[Extracted data entries]
━━━━━━━━

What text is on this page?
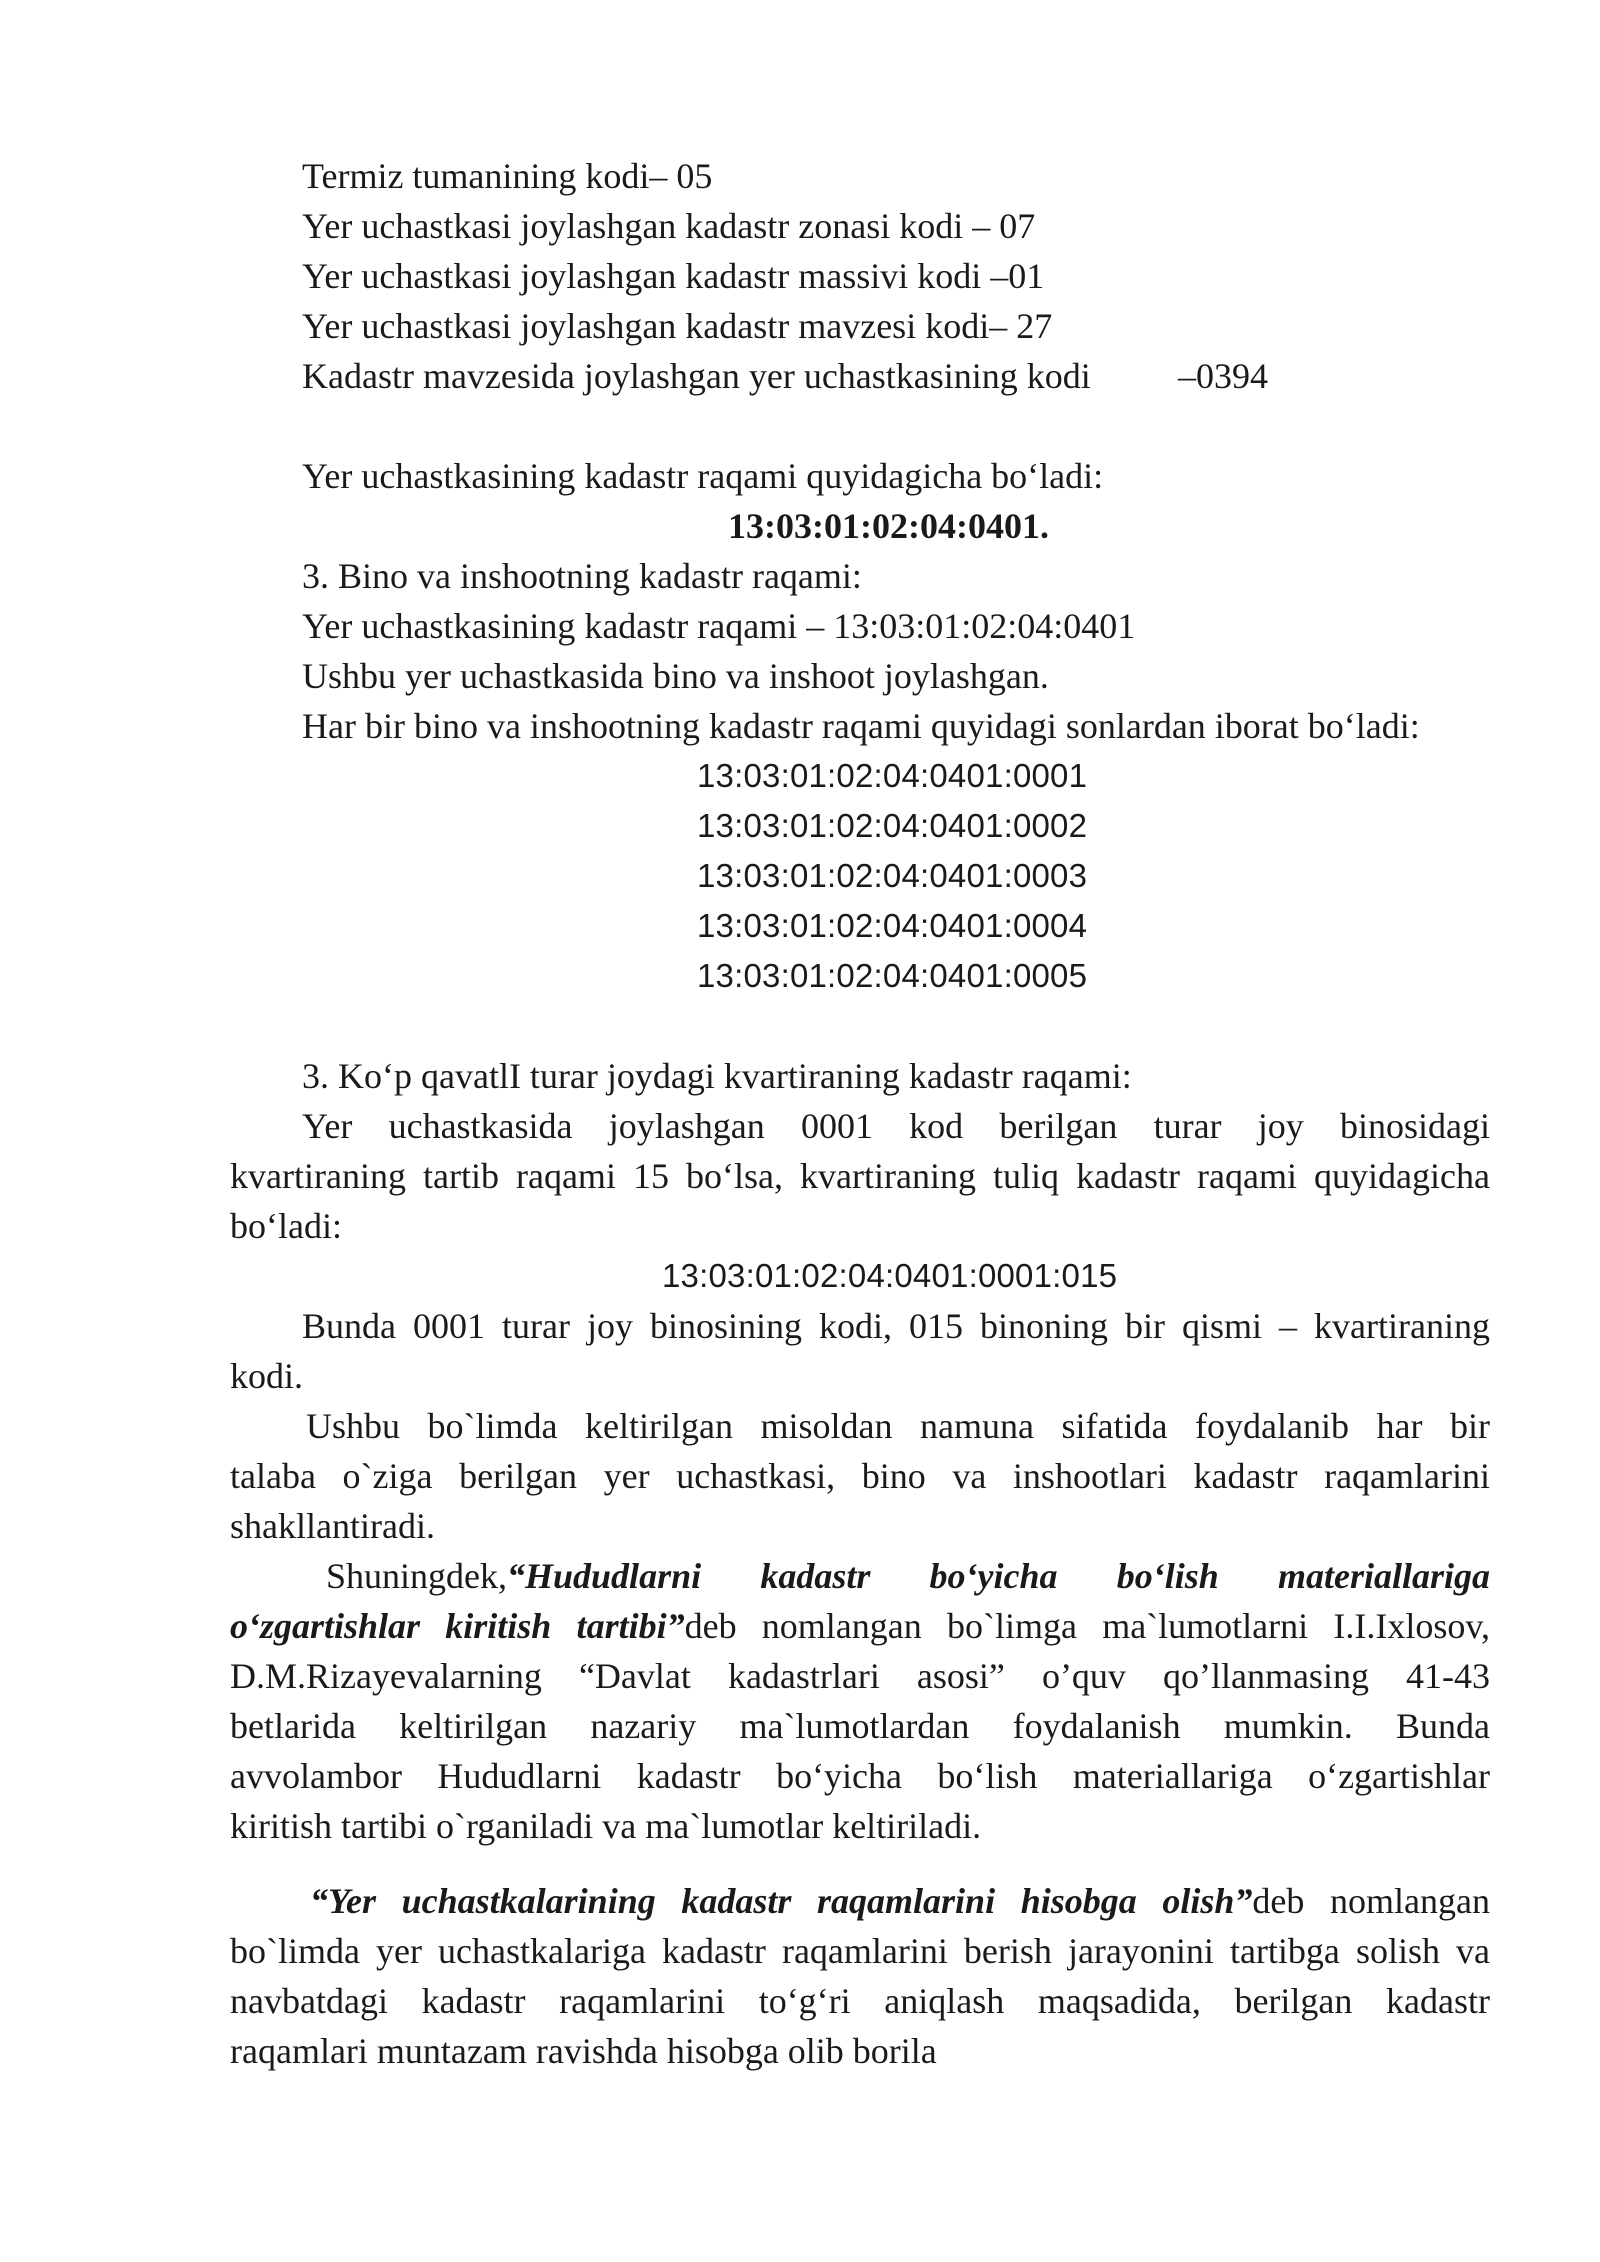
Termiz tumanining kodi– 05
Yer uchastkasi joylashgan kadastr zonasi kodi – 07
Yer uchastkasi joylashgan kadastr massivi kodi –01
Yer uchastkasi joylashgan kadastr mavzesi kodi– 27
Kadastr mavzesida joylashgan yer uchastkasining kodi –0394
Yer uchastkasining kadastr raqami quyidagicha bo‘ladi:
13:03:01:02:04:0401.
3. Bino va inshootning kadastr raqami:
Yer uchastkasining kadastr raqami – 13:03:01:02:04:0401
Ushbu yer uchastkasida bino va inshoot joylashgan.
Har bir bino va inshootning kadastr raqami quyidagi sonlardan iborat bo‘ladi:
13:03:01:02:04:0401:0001
13:03:01:02:04:0401:0002
13:03:01:02:04:0401:0003
13:03:01:02:04:0401:0004
13:03:01:02:04:0401:0005
3. Ko‘p qavatlI turar joydagi kvartiraning kadastr raqami:
Yer uchastkasida joylashgan 0001 kod berilgan turar joy binosidagi
kvartiraning tartib raqami 15 bo‘lsa, kvartiraning tuliq kadastr raqami quyidagicha
bo‘ladi:
13:03:01:02:04:0401:0001:015
Bunda 0001 turar joy binosining kodi, 015 binoning bir qismi – kvartiraning
kodi.
Ushbu bo`limda keltirilgan misoldan namuna sifatida foydalanib har bir
talaba o`ziga berilgan yer uchastkasi, bino va inshootlari kadastr raqamlarini
shakllantiradi.
Shuningdek,“Hududlarni kadastr bo‘yicha bo‘lish materiallariga
o‘zgartishlar kiritish tartibi”deb nomlangan bo`limga ma`lumotlarni I.I.Ixlosov,
D.M.Rizayevalarning “Davlat kadastrlari asosi” o’quv qo’llanmasing 41-43
betlarida keltirilgan nazariy ma`lumotlardan foydalanish mumkin. Bunda
avvolambor Hududlarni kadastr bo‘yicha bo‘lish materiallariga o‘zgartishlar
kiritish tartibi o`rganiladi va ma`lumotlar keltiriladi.
“Yer uchastkalarining kadastr raqamlarini hisobga olish”deb nomlangan
bo`limda yer uchastkalariga kadastr raqamlarini berish jarayonini tartibga solish va
navbatdagi kadastr raqamlarini to‘g‘ri aniqlash maqsadida, berilgan kadastr
raqamlari muntazam ravishda hisobga olib borila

━━━━━━━━

### Work required
Pictures in the records above are left out; print everything else exactly as written.

### Output for this task
What text is on this page?
Termiz tumanining kodi– 05
Yer uchastkasi joylashgan kadastr zonasi kodi – 07
Yer uchastkasi joylashgan kadastr massivi kodi –01
Yer uchastkasi joylashgan kadastr mavzesi kodi– 27
Kadastr mavzesida joylashgan yer uchastkasining kodi –0394
Yer uchastkasining kadastr raqami quyidagicha bo‘ladi:
13:03:01:02:04:0401.
3. Bino va inshootning kadastr raqami:
Yer uchastkasining kadastr raqami – 13:03:01:02:04:0401
Ushbu yer uchastkasida bino va inshoot joylashgan.
Har bir bino va inshootning kadastr raqami quyidagi sonlardan iborat bo‘ladi:
13:03:01:02:04:0401:0001
13:03:01:02:04:0401:0002
13:03:01:02:04:0401:0003
13:03:01:02:04:0401:0004
13:03:01:02:04:0401:0005
3. Ko‘p qavatlI turar joydagi kvartiraning kadastr raqami:
Yer uchastkasida joylashgan 0001 kod berilgan turar joy binosidagi
kvartiraning tartib raqami 15 bo‘lsa, kvartiraning tuliq kadastr raqami quyidagicha
bo‘ladi:
13:03:01:02:04:0401:0001:015
Bunda 0001 turar joy binosining kodi, 015 binoning bir qismi – kvartiraning
kodi.
Ushbu bo`limda keltirilgan misoldan namuna sifatida foydalanib har bir
talaba o`ziga berilgan yer uchastkasi, bino va inshootlari kadastr raqamlarini
shakllantiradi.
Shuningdek,“Hududlarni kadastr bo‘yicha bo‘lish materiallariga
o‘zgartishlar kiritish tartibi”deb nomlangan bo`limga ma`lumotlarni I.I.Ixlosov,
D.M.Rizayevalarning “Davlat kadastrlari asosi” o’quv qo’llanmasing 41-43
betlarida keltirilgan nazariy ma`lumotlardan foydalanish mumkin. Bunda
avvolambor Hududlarni kadastr bo‘yicha bo‘lish materiallariga o‘zgartishlar
kiritish tartibi o`rganiladi va ma`lumotlar keltiriladi.
“Yer uchastkalarining kadastr raqamlarini hisobga olish”deb nomlangan
bo`limda yer uchastkalariga kadastr raqamlarini berish jarayonini tartibga solish va
navbatdagi kadastr raqamlarini to‘g‘ri aniqlash maqsadida, berilgan kadastr
raqamlari muntazam ravishda hisobga olib borila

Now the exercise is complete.